# Language Models

The Language Models module is responsible for managing the large language models (LLMs).

Currently, the framework supports the following LLMs models:
- GPT-4 / GPT-3.5 (remote - OpenAI API)

The following sections describe how to instantiate individual models and how to add new models to the framework.

## LLM Instantiation
- Create a copy of `config_template.json` named `config.json`. (Not necessary for local models)
- Fill configuration details based on the used model (below).

### GPT-4 / GPT-3.5
- Adjust the predefined `gpt-3.5-turbo-0125`, `gpt-4`, `gpt-4-turbo` or `gpt-4o` configurations or create a new configuration with an unique key.

| Key                 | Value                                                                                                                                                                                                                                                                                                                                                               |
|---------------------|---------------------------------------------------------------------------------------------------------------------------------------------------------------------------------------------------------------------------------------------------------------------------------------------------------------------------------------------------------------------|
| model_id            | Model name based on [OpenAI model overview](https://platform.openai.com/docs/models/overview).                                                                                                                                                                                                                                                                      |
| prompt_token_cost   | Price per 1000 prompt tokens based on [OpenAI pricing](https://openai.com/pricing), used for calculating cumulative price per LLM instance.                                                                                                                                                                                                                         |
| response_token_cost | Price per 1000 response tokens based on [OpenAI pricing](https://openai.com/pricing), used for calculating cumulative price per LLM instance.                                                                                                                                                                                                                       |
| temperature         | Parameter of OpenAI models that controls the randomness and the creativity of the responses (higher temperature = more diverse and unexpected responses). Value between 0.0 and 2.0, default is 1.0. More information can be found in the [OpenAI API reference](https://platform.openai.com/docs/api-reference/completions/create#completions/create-temperature).     |
| max_tokens          | The maximum number of tokens to generate in the chat completion. Value depends on the maximum context size of the model specified in the [OpenAI model overview](https://platform.openai.com/docs/models/overview). More information can be found in the [OpenAI API reference](https://platform.openai.com/docs/api-reference/chat/create#chat/create-max_tokens). |
| stop                | String or array of strings specifying sequences of characters which if detected, stops further generation of tokens. More information can be found in the [OpenAI API reference](https://platform.openai.com/docs/api-reference/chat/create#chat/create-stop).                                                                                                       |
| organization        | Organization to use for the API requests (may be empty).                                                                                                                                                                                                                                                                                                            |
| api_key             | Personal API key that will be used to access OpenAI API.                                                                                                                                                                                                                                                                                                            |

- Instantiate the language model based on the selected configuration key (predefined / custom).

■ Data section

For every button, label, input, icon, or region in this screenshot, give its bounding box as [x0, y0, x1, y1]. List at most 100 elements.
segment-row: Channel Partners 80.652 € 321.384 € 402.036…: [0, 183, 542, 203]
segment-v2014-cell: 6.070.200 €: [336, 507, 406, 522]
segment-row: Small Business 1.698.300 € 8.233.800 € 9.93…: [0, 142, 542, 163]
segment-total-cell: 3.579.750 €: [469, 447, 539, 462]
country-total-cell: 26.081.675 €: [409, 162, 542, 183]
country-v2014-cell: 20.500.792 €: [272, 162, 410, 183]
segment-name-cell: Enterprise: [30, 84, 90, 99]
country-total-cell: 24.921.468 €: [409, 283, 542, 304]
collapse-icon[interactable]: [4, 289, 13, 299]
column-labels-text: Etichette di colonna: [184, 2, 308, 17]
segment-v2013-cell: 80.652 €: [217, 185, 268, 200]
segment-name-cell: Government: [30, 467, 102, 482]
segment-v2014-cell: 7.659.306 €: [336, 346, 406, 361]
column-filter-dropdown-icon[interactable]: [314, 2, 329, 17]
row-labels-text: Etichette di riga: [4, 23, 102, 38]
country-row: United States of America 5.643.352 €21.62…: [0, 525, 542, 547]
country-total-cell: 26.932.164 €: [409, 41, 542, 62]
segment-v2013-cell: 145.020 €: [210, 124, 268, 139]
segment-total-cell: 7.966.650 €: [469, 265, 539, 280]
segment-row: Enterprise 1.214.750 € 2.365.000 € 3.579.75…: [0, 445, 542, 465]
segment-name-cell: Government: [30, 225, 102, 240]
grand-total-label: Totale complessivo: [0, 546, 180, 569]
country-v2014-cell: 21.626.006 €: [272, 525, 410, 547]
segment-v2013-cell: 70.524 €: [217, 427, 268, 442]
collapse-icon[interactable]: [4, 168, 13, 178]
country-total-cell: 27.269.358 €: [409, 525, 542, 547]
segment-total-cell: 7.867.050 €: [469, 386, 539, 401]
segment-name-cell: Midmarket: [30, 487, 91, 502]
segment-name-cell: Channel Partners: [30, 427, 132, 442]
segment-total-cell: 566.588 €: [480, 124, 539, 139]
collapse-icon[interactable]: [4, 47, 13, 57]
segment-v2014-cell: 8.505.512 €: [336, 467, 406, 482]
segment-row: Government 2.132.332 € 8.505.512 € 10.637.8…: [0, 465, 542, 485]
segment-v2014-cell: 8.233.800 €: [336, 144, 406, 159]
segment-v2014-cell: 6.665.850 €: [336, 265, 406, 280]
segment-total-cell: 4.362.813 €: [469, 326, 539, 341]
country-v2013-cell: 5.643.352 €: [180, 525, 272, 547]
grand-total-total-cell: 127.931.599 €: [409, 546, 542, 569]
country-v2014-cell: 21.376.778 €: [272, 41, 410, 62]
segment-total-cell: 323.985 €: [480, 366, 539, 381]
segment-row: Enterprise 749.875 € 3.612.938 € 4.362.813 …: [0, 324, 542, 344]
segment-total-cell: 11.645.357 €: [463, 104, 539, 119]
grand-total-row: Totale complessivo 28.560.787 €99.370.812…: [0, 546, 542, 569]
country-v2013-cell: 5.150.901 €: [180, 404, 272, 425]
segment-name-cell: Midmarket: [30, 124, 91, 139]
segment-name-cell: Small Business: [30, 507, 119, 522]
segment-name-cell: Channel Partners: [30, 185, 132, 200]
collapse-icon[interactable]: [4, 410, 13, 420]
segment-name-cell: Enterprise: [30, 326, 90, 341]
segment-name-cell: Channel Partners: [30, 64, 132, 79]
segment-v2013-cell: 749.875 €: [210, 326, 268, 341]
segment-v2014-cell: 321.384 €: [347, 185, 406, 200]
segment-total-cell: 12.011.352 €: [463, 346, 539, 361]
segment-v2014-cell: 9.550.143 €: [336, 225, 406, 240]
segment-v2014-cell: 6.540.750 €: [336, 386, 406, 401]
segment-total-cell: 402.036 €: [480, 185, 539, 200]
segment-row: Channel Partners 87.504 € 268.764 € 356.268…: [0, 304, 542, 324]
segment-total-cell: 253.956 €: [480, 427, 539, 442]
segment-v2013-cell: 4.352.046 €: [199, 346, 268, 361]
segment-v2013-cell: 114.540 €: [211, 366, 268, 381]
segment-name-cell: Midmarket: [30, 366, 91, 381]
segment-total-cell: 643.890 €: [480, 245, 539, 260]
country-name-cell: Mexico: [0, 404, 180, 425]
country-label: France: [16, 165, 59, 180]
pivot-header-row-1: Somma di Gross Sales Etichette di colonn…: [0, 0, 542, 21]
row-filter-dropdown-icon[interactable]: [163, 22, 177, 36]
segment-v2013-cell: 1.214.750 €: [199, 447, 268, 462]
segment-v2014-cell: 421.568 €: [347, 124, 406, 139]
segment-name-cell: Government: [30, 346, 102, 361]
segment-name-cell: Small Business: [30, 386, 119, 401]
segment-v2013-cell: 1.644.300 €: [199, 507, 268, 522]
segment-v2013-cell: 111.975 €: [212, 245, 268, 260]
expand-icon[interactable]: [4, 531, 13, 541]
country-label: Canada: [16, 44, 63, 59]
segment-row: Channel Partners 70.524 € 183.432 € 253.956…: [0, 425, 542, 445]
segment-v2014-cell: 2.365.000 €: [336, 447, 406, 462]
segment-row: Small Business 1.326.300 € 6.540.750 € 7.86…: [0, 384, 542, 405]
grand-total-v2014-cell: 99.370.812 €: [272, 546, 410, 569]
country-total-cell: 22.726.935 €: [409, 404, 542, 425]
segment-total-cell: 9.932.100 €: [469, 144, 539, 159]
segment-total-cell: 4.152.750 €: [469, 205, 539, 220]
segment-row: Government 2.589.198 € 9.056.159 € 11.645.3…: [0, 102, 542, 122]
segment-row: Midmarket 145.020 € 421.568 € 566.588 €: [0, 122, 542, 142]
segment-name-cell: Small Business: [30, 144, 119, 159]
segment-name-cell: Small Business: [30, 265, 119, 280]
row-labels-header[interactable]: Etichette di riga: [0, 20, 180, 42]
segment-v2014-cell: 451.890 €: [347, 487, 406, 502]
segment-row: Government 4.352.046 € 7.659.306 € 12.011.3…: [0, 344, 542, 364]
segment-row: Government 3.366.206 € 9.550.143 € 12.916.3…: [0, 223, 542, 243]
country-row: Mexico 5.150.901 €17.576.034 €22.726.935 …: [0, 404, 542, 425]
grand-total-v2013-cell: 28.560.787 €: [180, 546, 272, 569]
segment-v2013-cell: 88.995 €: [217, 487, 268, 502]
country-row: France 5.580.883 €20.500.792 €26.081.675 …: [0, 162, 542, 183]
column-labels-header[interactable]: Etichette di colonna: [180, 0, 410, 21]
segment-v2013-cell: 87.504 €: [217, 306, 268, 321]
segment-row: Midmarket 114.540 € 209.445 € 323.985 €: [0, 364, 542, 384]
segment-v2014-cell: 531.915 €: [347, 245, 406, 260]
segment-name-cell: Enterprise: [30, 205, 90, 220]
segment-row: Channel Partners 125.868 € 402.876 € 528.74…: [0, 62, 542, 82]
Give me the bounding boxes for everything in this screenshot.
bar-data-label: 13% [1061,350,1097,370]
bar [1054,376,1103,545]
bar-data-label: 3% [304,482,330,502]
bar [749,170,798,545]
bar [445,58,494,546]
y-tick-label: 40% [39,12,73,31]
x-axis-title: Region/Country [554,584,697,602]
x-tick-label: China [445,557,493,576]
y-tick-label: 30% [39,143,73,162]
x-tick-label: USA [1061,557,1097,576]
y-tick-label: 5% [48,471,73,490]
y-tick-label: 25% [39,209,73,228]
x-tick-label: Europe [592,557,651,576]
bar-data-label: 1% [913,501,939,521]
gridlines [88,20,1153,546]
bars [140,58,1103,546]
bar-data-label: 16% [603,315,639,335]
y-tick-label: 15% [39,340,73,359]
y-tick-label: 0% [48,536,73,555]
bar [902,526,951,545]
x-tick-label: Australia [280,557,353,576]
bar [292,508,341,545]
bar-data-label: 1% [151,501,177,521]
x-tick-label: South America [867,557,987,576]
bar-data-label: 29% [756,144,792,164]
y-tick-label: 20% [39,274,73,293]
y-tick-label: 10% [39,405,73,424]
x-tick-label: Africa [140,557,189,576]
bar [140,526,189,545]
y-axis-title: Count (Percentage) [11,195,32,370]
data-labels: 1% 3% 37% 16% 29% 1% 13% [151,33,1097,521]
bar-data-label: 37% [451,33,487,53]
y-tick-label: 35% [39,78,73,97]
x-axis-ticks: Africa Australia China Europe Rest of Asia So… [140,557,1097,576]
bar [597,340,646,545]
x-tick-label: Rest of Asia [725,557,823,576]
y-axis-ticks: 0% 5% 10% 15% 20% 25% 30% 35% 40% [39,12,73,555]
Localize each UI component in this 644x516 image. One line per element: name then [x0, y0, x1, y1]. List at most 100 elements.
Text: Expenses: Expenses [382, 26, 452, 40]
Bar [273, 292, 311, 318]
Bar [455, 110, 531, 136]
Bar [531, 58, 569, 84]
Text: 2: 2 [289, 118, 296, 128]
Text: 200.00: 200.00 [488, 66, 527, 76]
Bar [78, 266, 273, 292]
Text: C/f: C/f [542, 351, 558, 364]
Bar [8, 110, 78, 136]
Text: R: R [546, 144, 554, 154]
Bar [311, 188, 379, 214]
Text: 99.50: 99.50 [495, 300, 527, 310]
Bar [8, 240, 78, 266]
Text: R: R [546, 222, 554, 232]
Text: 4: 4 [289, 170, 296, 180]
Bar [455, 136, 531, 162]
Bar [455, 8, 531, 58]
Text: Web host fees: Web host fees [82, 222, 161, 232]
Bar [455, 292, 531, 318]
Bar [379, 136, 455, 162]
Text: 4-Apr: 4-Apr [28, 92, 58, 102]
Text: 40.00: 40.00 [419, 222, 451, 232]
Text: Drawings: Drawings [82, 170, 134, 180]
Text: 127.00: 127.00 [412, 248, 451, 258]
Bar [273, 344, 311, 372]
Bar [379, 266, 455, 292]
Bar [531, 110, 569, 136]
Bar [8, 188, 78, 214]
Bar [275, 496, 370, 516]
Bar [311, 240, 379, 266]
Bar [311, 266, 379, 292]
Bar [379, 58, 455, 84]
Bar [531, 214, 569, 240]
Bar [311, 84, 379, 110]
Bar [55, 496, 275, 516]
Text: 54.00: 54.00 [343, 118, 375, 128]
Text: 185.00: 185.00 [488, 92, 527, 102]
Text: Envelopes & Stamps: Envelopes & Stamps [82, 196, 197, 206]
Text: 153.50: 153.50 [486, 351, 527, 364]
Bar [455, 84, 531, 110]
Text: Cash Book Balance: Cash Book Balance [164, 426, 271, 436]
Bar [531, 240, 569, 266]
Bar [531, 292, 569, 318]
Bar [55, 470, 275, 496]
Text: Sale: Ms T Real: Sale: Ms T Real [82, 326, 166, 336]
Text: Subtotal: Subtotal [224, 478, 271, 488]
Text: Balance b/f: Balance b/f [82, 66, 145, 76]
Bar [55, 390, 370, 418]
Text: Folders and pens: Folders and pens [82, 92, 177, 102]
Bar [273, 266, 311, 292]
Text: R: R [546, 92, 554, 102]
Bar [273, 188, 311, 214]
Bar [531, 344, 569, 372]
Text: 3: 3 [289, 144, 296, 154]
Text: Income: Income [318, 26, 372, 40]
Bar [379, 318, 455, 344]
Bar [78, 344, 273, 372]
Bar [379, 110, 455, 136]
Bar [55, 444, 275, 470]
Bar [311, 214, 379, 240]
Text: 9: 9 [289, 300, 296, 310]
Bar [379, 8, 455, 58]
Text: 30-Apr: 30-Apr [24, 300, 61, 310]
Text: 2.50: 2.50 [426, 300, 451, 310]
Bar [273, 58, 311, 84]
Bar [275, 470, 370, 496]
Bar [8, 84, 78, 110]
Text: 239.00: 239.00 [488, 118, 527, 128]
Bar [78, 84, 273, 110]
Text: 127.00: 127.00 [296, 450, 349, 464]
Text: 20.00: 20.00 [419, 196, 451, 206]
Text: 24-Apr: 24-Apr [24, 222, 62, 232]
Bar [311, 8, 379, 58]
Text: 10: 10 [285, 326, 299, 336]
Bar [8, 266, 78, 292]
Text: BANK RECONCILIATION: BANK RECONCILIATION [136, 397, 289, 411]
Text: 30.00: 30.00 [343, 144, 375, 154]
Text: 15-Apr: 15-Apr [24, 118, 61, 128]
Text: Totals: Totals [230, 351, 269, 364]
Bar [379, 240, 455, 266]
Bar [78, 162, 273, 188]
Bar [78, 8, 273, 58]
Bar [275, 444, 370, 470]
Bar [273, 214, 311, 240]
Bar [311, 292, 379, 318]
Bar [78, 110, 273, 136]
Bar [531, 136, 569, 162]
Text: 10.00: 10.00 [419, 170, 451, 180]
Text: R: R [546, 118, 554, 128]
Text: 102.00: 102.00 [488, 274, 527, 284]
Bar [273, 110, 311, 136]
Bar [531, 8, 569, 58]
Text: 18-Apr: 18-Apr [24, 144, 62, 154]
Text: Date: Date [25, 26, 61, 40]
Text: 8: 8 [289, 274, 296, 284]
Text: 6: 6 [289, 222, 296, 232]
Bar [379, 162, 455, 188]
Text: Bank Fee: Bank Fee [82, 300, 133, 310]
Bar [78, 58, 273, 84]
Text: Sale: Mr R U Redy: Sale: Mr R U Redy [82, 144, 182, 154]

■ Problem to solve
Please state the range of values that the language models page gives for the temperature setting. These records have nothing to do with the language models page.

■ Exercise solution
Between 0.0 and 2.0.